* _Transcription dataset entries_
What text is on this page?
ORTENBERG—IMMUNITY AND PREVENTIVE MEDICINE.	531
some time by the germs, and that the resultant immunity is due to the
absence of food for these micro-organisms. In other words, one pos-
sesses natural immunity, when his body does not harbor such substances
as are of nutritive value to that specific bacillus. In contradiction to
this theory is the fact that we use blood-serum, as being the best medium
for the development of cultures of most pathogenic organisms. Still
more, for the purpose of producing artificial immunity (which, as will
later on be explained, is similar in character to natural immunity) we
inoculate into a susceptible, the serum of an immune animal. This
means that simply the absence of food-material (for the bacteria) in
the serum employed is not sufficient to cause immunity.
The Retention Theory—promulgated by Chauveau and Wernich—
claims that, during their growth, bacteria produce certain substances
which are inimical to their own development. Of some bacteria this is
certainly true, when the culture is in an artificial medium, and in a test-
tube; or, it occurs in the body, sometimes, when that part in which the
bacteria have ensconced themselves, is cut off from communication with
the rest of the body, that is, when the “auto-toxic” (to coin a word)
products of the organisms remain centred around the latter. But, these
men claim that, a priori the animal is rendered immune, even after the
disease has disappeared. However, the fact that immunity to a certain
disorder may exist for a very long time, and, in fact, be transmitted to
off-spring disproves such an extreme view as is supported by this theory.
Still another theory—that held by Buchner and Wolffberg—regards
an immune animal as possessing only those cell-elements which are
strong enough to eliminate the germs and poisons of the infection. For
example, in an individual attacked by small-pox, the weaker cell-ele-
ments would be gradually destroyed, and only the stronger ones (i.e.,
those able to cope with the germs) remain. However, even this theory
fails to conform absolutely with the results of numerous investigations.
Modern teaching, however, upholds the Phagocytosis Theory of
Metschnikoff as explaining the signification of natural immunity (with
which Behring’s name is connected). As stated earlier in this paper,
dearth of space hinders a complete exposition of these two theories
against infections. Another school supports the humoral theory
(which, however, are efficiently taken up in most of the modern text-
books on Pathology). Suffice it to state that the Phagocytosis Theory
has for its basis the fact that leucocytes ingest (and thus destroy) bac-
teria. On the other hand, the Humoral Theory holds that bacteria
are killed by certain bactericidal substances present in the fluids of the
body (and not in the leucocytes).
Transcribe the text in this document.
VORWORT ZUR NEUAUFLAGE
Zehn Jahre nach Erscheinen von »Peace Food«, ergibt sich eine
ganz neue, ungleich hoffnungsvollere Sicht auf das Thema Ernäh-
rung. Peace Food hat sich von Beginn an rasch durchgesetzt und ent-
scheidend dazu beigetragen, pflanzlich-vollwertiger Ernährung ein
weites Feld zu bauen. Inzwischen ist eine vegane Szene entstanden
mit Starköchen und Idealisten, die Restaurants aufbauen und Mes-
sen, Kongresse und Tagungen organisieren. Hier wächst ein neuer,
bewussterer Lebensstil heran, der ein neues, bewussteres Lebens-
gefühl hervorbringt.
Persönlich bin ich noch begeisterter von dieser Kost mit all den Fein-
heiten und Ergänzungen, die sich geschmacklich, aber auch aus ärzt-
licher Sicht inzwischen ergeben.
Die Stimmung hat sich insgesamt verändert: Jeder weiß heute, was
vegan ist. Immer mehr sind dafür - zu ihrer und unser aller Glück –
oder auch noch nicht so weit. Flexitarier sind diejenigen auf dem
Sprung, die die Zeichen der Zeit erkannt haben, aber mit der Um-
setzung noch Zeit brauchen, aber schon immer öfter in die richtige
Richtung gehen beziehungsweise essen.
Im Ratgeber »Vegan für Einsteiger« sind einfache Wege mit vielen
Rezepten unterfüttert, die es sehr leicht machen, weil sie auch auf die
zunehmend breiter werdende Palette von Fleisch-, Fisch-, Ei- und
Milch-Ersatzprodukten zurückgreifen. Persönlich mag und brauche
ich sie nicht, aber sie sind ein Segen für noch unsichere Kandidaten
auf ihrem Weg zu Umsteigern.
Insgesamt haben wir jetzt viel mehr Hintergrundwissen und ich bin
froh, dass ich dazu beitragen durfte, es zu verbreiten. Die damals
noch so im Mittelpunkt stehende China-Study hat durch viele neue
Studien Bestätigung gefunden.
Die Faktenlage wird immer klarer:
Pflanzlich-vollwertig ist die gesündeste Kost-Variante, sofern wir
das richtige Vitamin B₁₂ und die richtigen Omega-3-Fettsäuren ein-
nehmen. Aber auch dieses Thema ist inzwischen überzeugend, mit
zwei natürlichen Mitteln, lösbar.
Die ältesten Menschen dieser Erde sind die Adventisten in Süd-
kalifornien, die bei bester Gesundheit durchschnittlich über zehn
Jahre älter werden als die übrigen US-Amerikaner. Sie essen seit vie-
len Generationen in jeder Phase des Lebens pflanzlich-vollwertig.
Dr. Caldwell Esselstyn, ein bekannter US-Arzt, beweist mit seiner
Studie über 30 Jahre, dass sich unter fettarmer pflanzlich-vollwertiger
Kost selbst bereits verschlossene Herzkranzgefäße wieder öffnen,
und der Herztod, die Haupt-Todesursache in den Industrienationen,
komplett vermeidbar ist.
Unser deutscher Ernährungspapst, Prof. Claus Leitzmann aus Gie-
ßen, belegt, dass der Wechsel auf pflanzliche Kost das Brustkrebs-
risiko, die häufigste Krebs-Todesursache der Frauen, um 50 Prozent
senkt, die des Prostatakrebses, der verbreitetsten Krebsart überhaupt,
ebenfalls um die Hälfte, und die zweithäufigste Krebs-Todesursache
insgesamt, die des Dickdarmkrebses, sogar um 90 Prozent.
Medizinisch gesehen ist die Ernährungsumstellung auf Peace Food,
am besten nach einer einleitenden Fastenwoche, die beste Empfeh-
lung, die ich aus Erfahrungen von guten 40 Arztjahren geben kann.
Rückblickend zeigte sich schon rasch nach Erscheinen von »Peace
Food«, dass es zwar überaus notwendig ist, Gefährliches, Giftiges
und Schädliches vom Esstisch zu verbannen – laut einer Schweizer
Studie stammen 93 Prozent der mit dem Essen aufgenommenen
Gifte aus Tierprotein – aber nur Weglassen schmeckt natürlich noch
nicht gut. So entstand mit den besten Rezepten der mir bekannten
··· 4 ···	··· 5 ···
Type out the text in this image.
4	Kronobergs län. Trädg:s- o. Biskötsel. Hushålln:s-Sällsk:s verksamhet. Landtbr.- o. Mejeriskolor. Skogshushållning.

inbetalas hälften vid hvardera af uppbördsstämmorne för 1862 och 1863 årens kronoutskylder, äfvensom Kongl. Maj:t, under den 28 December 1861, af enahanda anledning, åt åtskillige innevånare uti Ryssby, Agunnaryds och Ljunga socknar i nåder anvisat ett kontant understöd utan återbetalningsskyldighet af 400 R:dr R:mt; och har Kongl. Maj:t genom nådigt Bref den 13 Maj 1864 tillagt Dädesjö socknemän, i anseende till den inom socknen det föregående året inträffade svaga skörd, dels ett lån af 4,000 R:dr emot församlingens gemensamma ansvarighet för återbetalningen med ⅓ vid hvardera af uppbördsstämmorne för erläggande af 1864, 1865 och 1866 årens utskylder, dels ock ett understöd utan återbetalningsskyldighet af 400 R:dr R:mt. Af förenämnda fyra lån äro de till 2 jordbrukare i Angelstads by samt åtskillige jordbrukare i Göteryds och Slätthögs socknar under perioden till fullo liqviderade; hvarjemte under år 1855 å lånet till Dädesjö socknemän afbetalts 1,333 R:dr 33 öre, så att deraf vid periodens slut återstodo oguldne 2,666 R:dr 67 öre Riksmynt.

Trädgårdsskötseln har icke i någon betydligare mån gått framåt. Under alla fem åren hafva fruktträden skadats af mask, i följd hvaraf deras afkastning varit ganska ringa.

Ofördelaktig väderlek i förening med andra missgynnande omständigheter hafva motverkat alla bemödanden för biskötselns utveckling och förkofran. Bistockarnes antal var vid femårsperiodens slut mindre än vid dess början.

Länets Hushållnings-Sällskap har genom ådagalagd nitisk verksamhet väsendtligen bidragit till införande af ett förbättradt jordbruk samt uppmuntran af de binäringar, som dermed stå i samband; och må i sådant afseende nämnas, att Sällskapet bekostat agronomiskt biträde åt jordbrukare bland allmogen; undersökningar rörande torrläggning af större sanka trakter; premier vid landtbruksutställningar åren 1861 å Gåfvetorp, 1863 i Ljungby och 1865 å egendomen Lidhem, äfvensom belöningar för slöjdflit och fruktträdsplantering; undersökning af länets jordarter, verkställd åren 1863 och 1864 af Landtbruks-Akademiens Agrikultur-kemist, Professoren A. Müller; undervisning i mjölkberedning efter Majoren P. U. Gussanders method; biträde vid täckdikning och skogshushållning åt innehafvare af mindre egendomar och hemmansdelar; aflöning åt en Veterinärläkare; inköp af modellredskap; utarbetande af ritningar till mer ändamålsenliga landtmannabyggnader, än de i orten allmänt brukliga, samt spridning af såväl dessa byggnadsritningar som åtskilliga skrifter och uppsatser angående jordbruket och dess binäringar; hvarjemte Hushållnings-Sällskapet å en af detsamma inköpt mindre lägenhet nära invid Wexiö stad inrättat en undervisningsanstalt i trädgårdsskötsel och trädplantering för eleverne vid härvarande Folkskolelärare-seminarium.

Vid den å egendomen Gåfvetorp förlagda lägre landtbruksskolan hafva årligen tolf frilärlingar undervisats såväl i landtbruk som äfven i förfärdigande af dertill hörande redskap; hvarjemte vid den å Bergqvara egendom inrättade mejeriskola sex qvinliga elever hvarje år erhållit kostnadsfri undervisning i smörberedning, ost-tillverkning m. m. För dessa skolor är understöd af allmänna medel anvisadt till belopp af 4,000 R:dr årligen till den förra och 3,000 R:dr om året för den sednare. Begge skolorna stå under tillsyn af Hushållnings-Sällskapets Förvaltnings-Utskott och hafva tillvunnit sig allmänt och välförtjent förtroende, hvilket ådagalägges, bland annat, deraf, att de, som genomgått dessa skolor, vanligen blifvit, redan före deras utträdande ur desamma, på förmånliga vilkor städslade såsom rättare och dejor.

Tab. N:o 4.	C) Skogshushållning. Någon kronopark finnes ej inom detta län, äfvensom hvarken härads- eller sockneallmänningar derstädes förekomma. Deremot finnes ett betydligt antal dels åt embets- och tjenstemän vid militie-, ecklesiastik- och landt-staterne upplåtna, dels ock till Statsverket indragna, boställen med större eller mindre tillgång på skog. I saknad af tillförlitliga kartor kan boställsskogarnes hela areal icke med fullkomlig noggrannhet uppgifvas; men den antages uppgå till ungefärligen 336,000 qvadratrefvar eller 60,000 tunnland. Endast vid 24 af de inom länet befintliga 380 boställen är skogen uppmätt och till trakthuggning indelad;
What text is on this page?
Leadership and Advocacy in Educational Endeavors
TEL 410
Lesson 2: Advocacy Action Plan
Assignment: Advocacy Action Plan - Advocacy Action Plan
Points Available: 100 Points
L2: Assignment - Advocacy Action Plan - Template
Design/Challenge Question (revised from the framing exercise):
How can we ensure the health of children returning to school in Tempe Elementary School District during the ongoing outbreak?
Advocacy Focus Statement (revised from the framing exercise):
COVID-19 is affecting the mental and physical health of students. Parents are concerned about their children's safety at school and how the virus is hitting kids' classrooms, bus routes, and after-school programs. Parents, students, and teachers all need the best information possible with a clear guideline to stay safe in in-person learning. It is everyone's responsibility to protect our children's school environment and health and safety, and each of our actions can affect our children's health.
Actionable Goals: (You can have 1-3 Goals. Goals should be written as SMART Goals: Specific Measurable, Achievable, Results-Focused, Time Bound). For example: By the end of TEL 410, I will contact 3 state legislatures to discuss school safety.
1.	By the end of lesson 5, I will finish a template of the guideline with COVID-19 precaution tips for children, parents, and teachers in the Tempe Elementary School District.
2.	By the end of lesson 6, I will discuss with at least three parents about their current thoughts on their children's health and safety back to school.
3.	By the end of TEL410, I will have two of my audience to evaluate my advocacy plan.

* _Task statement_
Pick from the records each line that contains the word "their" and show it.

* _Response area_
claims that, during their growth, bacteria produce certain substances
which are inimical to their own development. Of some bacteria this is
COVID-19 is affecting the mental and physical health of students. Parents are concerned about their children's safety at school and how the virus is hitting kids' classrooms, bus routes, and after-school programs. Parents, students, and teachers all need the best information possible with a clear guideline to stay safe in in-person learning. It is everyone's responsibility to protect our children's school environment and health and safety, and each of our actions can affect our children's health.
2.	By the end of lesson 6, I will discuss with at least three parents about their current thoughts on their children's health and safety back to school.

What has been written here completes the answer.